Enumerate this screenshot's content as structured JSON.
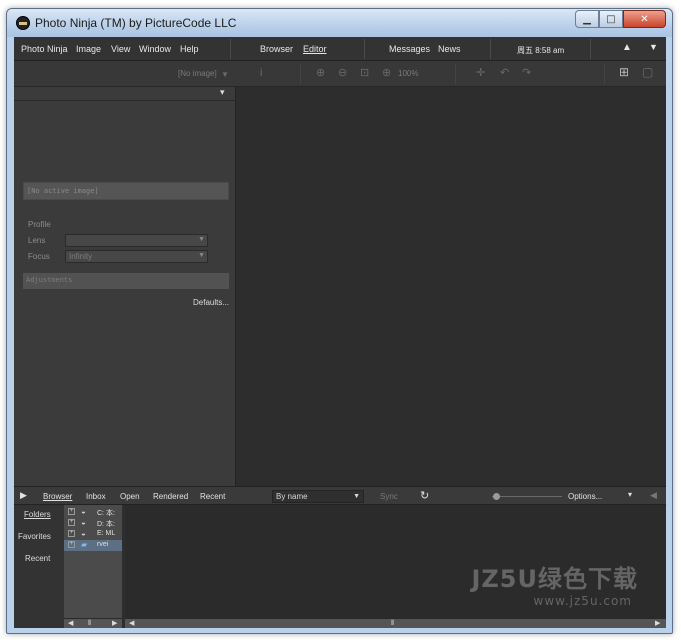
{
  "window": {
    "title": "Photo Ninja (TM) by PictureCode LLC"
  },
  "menubar": {
    "items": [
      "Photo Ninja",
      "Image",
      "View",
      "Window",
      "Help"
    ],
    "browser": "Browser",
    "editor": "Editor",
    "messages": "Messages",
    "news": "News",
    "clock": "周五 8:58 am"
  },
  "toolbar": {
    "image_select": "[No image]",
    "zoom_level": "100%"
  },
  "left_panel": {
    "active_image": "[No active image]",
    "profile_label": "Profile",
    "lens_label": "Lens",
    "lens_value": "",
    "focus_label": "Focus",
    "focus_value": "Infinity",
    "adjustments_label": "Adjustments",
    "defaults_button": "Defaults..."
  },
  "bottom_bar": {
    "tabs": [
      "Browser",
      "Inbox",
      "Open",
      "Rendered",
      "Recent"
    ],
    "sort_value": "By name",
    "sync": "Sync",
    "options": "Options..."
  },
  "nav": {
    "folders": "Folders",
    "favorites": "Favorites",
    "recent": "Recent"
  },
  "tree": [
    {
      "label": "C: 本:",
      "expand": "+"
    },
    {
      "label": "D: 本:",
      "expand": "+"
    },
    {
      "label": "E: ML",
      "expand": "+"
    },
    {
      "label": "rvei",
      "expand": "+",
      "selected": true
    }
  ],
  "watermark": {
    "line1": "JZ5U绿色下载",
    "line2": "www.jz5u.com"
  }
}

### [Problem details]
List every line above that holds the word "Photo".

### [Completed exercise]
    "title": "Photo Ninja (TM) by PictureCode LLC"
      "Photo Ninja",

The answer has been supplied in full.